> The problem: Copy each line below that includes "yang".

╭─ Information supplied

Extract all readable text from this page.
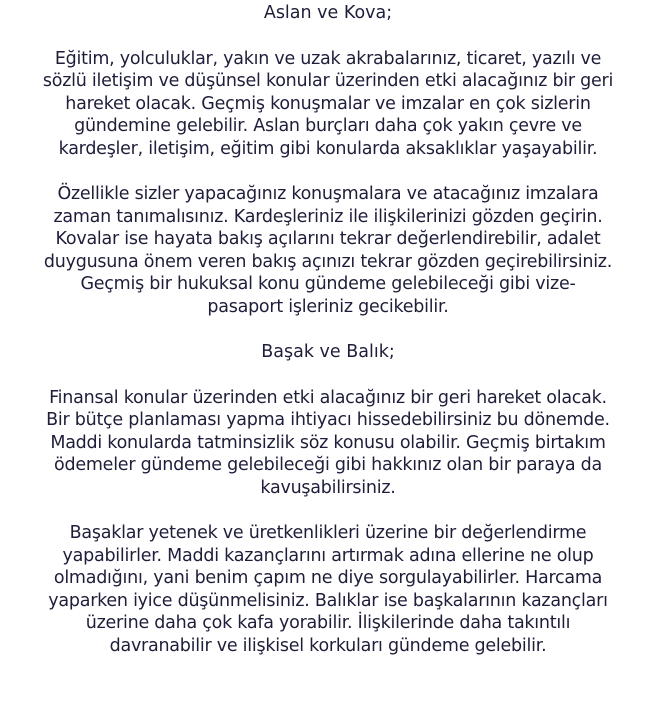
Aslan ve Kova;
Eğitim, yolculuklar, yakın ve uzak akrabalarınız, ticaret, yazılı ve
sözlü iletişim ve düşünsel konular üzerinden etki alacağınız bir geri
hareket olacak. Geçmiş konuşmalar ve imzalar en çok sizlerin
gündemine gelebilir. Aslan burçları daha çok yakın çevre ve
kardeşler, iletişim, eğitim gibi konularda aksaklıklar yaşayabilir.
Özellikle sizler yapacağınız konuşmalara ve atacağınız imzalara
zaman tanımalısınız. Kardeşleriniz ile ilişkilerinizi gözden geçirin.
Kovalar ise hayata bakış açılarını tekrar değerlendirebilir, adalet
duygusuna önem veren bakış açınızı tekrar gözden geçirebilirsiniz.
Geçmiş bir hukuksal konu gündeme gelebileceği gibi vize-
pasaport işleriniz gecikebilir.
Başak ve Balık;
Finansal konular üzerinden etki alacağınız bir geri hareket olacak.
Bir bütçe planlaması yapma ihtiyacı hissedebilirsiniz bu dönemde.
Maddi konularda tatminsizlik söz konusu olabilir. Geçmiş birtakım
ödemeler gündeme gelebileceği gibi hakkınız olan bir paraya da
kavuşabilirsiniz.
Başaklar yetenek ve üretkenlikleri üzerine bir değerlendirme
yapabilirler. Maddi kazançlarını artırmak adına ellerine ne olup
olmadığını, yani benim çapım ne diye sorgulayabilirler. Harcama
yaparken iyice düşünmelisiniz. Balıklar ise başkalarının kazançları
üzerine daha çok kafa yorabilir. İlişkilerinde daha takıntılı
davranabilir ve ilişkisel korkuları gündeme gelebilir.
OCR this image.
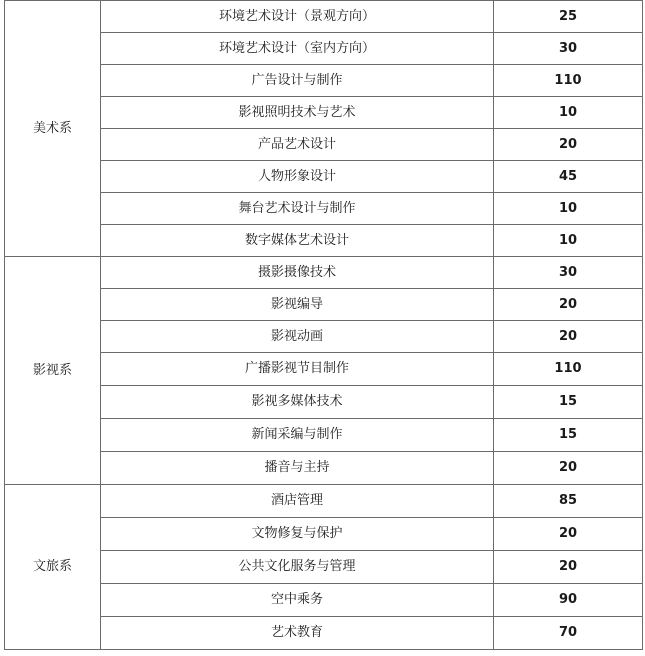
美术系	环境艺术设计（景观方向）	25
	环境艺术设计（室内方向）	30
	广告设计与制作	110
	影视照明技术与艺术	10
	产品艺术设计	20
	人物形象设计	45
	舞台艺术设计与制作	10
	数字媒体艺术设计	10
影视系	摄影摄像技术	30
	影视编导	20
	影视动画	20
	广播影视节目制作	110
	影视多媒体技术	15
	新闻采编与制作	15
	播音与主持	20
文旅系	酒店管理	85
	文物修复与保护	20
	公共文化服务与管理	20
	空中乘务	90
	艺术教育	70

╰─
╭─ Information supplied

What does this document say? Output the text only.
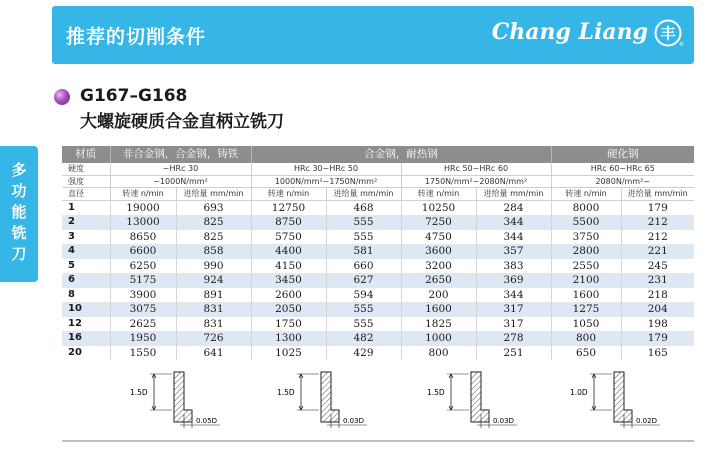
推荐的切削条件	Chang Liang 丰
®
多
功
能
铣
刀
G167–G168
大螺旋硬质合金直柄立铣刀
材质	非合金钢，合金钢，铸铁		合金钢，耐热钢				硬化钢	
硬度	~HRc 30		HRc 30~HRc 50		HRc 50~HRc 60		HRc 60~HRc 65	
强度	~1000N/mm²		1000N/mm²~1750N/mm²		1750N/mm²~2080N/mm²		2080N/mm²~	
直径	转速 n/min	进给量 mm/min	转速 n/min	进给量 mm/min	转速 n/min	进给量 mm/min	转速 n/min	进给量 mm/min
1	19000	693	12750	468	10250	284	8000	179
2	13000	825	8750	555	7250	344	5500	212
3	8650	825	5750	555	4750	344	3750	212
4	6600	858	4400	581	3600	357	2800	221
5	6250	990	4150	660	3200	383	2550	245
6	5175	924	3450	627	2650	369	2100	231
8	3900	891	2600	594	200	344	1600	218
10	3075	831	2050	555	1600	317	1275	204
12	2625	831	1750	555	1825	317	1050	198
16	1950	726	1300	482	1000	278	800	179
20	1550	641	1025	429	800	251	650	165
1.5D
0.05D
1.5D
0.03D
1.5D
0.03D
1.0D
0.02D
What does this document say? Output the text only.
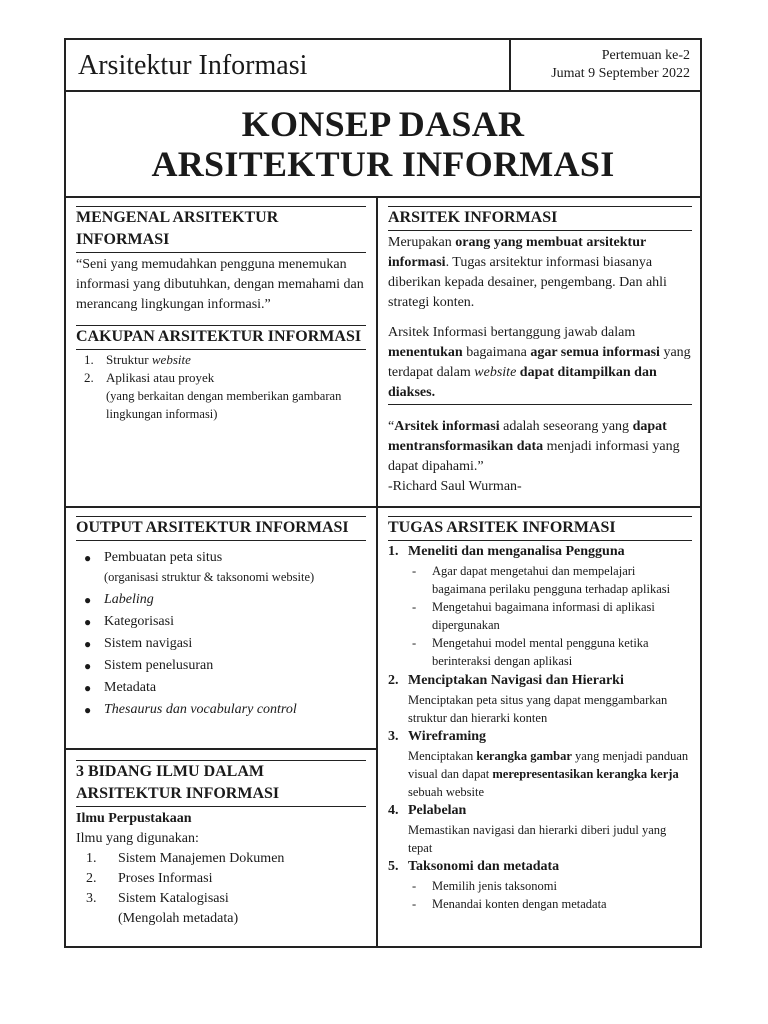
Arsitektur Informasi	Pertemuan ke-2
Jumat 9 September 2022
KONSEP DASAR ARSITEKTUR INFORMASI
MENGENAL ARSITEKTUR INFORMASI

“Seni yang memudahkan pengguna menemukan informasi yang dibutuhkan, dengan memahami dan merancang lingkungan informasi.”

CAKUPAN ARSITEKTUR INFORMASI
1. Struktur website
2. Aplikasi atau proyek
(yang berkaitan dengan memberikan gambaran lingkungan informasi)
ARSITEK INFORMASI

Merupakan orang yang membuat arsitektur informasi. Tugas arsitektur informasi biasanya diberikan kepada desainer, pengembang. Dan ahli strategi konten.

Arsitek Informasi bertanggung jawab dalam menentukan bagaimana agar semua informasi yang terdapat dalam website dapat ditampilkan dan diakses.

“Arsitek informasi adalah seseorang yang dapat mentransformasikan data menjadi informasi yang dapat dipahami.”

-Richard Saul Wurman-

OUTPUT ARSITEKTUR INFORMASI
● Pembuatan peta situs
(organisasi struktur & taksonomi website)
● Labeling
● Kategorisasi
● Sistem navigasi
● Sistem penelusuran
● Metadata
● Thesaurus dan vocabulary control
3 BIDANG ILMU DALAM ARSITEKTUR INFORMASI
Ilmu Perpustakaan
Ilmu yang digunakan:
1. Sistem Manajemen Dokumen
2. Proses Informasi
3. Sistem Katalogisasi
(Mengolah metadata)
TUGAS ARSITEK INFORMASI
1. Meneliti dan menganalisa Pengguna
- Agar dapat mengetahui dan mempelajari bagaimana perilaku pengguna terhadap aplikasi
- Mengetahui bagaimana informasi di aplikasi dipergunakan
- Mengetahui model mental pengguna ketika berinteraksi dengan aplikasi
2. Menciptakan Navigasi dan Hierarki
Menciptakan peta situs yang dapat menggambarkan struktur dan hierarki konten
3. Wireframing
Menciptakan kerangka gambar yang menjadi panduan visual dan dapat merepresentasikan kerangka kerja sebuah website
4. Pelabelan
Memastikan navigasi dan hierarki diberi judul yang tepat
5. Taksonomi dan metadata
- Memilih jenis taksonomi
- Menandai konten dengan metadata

╰─
╭─ Information supplied

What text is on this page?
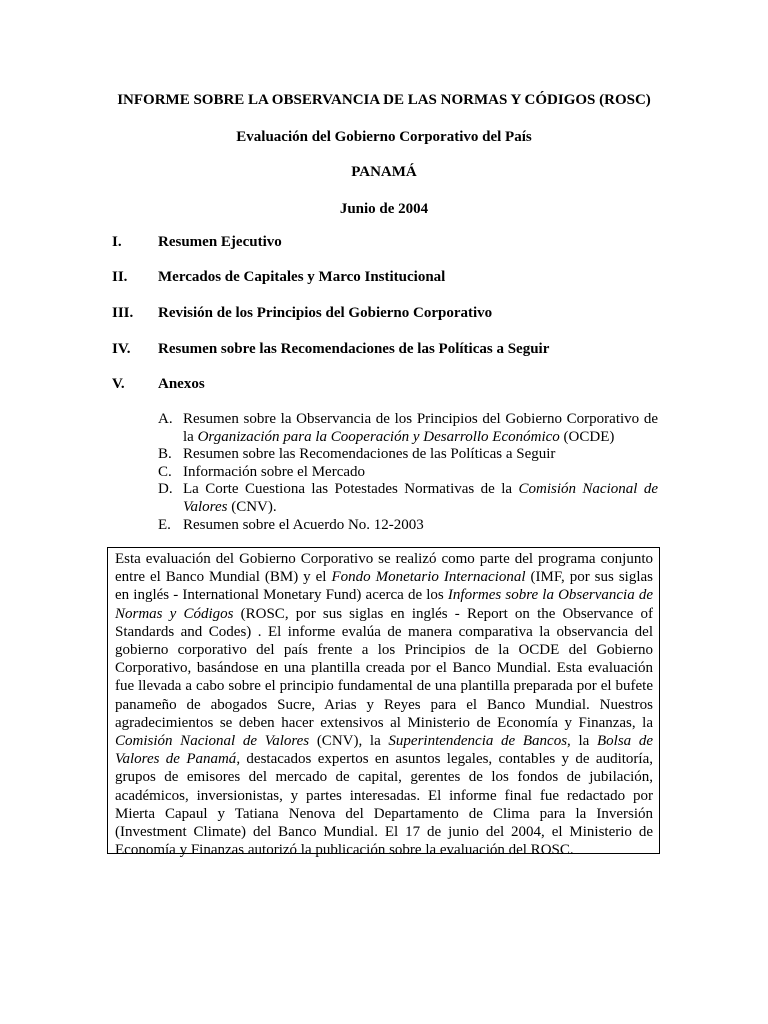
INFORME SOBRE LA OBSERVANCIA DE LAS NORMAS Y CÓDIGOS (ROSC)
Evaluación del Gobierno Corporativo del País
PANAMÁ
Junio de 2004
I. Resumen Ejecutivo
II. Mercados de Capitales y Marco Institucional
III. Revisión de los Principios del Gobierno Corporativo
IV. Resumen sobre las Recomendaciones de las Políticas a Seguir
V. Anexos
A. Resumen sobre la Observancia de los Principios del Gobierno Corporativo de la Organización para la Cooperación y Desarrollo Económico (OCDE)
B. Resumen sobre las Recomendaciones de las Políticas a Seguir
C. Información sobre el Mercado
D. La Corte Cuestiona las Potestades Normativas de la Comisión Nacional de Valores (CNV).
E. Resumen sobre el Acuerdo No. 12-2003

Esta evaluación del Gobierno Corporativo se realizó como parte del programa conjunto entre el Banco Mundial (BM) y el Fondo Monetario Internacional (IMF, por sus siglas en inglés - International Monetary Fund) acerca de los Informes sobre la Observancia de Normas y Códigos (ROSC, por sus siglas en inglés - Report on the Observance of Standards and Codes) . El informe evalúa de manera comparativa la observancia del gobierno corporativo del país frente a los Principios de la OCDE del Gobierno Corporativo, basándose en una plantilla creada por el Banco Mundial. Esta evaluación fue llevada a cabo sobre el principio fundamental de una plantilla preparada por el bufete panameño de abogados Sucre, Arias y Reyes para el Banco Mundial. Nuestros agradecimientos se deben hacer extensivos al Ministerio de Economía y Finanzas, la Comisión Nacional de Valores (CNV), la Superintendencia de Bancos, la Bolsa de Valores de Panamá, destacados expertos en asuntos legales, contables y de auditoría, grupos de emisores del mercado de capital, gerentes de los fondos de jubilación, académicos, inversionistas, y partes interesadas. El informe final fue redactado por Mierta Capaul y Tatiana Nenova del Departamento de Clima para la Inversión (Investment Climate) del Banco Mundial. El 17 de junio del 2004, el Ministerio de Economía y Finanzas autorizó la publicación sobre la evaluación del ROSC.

╰─

> Task result:
“Seni yang memudahkan pengguna menemukan informasi yang dibutuhkan, dengan memahami dan merancang lingkungan informasi.”
(yang berkaitan dengan memberikan gambaran lingkungan informasi)
Merupakan orang yang membuat arsitektur informasi. Tugas arsitektur informasi biasanya diberikan kepada desainer, pengembang. Dan ahli strategi konten.
Arsitek Informasi bertanggung jawab dalam menentukan bagaimana agar semua informasi yang terdapat dalam website dapat ditampilkan dan diakses.
“Arsitek informasi adalah seseorang yang dapat mentransformasikan data menjadi informasi yang dapat dipahami.”
Ilmu yang digunakan:
Menciptakan peta situs yang dapat menggambarkan struktur dan hierarki konten
Menciptakan kerangka gambar yang menjadi panduan visual dan dapat merepresentasikan kerangka kerja sebuah website
Memastikan navigasi dan hierarki diberi judul yang tepat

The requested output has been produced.